**** Provided data
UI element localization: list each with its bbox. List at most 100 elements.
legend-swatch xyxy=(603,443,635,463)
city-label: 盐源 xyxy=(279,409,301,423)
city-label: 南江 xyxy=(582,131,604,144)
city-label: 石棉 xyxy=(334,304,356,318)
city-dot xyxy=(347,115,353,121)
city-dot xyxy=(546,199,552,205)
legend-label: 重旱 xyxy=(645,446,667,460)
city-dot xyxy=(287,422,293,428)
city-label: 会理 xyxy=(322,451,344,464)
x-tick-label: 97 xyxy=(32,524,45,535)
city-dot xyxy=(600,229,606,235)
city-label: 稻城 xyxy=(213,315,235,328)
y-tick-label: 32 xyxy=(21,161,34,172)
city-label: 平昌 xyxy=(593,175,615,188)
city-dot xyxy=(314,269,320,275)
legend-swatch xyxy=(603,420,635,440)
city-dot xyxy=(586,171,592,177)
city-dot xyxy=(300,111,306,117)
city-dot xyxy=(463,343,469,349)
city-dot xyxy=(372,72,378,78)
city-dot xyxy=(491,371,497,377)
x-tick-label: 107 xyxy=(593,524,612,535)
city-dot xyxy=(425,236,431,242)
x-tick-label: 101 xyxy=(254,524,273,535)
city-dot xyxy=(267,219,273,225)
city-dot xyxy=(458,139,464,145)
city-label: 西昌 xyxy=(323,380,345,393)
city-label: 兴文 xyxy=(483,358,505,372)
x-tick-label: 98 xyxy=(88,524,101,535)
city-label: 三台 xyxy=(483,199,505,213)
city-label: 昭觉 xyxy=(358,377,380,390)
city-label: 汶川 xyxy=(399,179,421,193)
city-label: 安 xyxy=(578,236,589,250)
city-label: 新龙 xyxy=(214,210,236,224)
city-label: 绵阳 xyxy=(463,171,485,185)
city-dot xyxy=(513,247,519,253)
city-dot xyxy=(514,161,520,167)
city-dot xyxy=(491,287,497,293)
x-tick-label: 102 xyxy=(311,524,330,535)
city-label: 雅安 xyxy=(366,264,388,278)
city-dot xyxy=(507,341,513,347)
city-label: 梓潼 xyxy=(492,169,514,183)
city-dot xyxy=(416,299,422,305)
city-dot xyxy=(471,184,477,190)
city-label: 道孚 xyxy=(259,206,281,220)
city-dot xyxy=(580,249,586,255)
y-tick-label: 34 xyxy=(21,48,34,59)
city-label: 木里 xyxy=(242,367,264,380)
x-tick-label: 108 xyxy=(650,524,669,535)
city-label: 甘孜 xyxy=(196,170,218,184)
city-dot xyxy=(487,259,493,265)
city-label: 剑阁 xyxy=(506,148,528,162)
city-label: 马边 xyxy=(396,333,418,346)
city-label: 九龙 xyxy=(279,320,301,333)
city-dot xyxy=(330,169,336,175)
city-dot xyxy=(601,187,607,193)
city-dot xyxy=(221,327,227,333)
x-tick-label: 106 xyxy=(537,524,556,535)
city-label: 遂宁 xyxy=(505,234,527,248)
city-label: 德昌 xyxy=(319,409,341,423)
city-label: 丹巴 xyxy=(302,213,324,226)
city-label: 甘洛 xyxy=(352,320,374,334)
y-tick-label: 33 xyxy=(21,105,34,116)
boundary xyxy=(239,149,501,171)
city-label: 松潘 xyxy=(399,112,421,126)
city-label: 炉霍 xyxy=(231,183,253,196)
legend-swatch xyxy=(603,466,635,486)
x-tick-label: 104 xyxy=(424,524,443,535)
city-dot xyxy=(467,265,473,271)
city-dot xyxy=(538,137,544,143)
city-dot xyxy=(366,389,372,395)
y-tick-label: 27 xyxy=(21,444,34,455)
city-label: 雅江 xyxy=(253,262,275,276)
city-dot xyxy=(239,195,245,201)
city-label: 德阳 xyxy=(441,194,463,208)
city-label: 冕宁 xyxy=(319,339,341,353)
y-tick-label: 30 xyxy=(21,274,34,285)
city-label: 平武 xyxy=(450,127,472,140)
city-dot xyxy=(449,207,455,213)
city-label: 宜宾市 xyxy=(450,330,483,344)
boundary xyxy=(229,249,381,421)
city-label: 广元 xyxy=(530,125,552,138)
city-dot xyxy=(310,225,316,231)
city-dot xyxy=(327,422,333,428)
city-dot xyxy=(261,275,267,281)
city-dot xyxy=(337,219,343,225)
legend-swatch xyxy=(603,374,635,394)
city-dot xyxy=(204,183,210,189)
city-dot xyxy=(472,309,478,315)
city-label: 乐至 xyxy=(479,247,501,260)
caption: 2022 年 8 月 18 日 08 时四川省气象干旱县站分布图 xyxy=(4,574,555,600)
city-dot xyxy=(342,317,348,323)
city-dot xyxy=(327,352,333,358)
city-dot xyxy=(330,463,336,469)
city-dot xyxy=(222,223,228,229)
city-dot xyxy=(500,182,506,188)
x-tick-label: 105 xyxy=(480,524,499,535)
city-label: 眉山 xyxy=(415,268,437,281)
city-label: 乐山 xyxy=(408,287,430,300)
********
**Exercise**
Could you rewrite the records, starting with their first line and going on through the line with "city-label: 会理 xyxy=(322,451,344,464)", so that "city-dot" is swapped for "city-marker" and nothing else changes? Give only those lines.

**Solution for this task**
UI element localization: list each with its bbox. List at most 100 elements.
legend-swatch xyxy=(603,443,635,463)
city-label: 盐源 xyxy=(279,409,301,423)
city-label: 南江 xyxy=(582,131,604,144)
city-label: 石棉 xyxy=(334,304,356,318)
city-marker xyxy=(347,115,353,121)
city-marker xyxy=(546,199,552,205)
legend-label: 重旱 xyxy=(645,446,667,460)
city-marker xyxy=(287,422,293,428)
city-label: 会理 xyxy=(322,451,344,464)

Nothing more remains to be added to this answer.